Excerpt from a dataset
↓

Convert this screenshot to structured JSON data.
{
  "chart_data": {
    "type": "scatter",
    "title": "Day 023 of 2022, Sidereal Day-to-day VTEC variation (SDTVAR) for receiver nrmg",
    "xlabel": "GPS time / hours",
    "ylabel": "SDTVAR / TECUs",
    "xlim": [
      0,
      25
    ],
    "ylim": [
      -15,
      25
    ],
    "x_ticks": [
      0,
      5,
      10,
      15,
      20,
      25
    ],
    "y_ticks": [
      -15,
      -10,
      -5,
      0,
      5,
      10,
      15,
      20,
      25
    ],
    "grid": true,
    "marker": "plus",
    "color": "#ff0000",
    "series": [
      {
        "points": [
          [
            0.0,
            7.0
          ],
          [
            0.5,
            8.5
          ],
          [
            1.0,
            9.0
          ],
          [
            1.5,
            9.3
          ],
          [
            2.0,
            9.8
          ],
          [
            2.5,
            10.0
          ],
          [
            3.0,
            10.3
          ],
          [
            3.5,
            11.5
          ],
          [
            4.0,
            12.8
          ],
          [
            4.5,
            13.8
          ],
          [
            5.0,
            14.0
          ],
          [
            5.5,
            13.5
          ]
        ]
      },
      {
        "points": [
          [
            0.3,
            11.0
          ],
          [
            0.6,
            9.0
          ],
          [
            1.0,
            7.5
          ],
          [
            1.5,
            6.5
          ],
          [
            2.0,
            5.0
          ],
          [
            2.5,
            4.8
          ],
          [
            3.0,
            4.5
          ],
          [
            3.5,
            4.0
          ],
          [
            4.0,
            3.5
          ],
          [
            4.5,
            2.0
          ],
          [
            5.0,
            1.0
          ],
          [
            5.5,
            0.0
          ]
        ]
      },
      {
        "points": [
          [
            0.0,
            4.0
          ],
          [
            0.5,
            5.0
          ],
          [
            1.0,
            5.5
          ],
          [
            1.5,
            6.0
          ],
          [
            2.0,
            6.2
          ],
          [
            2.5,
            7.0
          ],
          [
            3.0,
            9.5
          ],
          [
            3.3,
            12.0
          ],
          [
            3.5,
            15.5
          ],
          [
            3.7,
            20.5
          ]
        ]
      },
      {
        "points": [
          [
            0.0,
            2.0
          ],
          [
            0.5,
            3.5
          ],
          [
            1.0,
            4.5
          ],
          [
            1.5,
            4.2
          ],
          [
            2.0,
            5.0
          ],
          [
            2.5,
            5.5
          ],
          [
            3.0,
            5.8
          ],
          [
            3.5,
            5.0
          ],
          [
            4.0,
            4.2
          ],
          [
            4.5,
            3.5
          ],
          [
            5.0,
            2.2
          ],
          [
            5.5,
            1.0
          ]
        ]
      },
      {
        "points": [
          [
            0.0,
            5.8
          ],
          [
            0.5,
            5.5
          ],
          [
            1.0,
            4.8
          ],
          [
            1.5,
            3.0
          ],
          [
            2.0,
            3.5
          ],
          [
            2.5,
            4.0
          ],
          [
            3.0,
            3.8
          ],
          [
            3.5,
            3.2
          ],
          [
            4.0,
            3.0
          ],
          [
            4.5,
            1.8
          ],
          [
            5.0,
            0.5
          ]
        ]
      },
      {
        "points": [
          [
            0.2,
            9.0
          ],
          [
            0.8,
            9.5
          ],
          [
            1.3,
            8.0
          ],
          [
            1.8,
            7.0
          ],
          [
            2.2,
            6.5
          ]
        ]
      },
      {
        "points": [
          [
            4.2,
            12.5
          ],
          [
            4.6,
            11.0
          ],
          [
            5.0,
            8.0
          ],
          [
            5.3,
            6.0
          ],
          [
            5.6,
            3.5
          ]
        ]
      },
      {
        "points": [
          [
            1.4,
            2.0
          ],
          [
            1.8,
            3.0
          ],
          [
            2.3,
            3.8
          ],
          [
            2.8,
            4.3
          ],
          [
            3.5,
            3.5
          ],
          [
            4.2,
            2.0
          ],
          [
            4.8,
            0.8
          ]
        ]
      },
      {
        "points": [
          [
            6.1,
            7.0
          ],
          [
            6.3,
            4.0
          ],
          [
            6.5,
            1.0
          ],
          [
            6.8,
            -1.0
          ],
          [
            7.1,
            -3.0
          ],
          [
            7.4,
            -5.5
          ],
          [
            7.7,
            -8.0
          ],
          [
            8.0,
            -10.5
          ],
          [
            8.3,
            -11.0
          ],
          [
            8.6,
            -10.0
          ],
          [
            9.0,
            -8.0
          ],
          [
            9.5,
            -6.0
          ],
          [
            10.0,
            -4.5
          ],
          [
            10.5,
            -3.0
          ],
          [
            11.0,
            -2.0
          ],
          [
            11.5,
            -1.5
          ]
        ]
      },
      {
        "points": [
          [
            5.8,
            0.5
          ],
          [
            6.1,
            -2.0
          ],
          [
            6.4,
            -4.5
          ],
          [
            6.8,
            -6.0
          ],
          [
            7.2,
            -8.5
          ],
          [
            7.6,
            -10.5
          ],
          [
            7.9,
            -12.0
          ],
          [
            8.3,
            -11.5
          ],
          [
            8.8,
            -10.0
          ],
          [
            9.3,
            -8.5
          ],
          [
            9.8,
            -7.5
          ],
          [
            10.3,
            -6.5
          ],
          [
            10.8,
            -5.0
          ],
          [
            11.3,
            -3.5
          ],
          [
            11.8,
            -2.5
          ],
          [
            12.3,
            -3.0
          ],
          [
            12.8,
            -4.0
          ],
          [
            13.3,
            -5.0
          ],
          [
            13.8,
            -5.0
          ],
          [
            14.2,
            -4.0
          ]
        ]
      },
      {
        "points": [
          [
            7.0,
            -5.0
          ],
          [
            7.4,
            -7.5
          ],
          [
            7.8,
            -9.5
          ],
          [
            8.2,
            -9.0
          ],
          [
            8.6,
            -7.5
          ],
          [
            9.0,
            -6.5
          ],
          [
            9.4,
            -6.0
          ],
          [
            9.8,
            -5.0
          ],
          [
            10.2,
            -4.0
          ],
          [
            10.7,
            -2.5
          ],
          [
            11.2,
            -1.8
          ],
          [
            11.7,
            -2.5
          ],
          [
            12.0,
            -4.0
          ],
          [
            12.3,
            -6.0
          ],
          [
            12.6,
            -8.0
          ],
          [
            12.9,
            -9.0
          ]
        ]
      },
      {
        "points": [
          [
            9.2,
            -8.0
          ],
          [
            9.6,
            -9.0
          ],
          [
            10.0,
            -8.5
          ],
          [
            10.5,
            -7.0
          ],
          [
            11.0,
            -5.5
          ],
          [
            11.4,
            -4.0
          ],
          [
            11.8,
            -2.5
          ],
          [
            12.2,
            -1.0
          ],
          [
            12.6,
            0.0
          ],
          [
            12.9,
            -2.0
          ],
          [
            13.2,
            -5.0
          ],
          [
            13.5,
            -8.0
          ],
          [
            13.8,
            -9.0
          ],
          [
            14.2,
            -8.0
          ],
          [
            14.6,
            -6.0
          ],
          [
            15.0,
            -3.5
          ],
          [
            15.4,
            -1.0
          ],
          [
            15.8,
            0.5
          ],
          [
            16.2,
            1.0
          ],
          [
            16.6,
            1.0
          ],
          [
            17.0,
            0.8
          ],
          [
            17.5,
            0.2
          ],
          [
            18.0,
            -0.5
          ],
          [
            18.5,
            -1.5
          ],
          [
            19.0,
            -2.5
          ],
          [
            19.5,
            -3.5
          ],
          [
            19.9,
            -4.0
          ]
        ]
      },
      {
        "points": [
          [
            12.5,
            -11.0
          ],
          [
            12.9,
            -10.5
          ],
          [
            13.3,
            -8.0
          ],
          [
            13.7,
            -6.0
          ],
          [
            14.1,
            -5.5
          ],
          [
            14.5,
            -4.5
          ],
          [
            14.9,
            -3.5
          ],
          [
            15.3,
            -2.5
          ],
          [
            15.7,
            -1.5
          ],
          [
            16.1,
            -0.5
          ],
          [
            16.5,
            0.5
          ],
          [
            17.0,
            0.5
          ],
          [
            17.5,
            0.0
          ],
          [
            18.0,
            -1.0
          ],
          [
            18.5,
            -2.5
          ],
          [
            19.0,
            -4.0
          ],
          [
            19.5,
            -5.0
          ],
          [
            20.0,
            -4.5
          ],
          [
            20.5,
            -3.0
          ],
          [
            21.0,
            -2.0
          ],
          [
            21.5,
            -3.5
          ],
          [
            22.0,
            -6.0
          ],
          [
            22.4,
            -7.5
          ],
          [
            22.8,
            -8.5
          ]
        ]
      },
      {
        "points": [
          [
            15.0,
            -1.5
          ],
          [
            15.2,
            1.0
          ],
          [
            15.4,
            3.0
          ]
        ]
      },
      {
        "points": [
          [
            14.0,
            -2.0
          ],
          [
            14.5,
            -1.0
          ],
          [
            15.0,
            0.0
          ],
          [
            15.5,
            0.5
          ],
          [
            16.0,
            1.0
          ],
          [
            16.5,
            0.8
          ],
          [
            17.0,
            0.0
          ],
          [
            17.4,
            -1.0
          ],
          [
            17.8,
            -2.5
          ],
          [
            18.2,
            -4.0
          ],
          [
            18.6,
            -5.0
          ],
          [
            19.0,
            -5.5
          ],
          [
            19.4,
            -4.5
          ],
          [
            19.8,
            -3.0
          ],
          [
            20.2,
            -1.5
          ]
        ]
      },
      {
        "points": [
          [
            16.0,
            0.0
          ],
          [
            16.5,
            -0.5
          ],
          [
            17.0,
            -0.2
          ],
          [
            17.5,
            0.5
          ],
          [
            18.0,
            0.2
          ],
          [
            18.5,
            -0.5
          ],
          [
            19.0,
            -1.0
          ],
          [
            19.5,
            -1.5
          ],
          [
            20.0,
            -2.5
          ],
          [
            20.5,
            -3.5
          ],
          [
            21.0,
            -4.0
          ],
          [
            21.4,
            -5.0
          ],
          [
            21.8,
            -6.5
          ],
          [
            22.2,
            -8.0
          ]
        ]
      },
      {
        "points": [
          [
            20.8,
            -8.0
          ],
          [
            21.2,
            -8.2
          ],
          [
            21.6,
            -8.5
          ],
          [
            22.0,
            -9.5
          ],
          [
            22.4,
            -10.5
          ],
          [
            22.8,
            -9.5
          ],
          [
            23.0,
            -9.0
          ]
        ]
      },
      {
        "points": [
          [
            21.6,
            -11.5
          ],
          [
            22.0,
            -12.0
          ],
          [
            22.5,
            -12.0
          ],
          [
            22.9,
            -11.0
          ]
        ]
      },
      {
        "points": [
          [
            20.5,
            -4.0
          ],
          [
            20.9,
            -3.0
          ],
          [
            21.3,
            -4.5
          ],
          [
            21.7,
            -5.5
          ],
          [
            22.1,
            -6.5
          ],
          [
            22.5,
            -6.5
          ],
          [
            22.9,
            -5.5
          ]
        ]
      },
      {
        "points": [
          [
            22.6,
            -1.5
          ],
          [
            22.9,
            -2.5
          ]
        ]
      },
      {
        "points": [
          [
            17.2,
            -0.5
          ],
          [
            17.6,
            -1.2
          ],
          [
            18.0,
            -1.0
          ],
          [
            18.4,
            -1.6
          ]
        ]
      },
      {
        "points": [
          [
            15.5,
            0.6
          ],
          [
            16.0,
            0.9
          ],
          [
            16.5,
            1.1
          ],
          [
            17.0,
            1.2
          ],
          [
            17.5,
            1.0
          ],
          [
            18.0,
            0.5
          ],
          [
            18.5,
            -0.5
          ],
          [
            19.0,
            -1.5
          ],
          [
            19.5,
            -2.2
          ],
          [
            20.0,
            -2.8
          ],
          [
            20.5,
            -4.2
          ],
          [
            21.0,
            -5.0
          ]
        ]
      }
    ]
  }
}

↑

### TASK
Collect each line holding the string "SDTVAR".

### ANSWER IN FULL
    "title": "Day 023 of 2022, Sidereal Day-to-day VTEC variation (SDTVAR) for receiver nrmg",
    "ylabel": "SDTVAR / TECUs",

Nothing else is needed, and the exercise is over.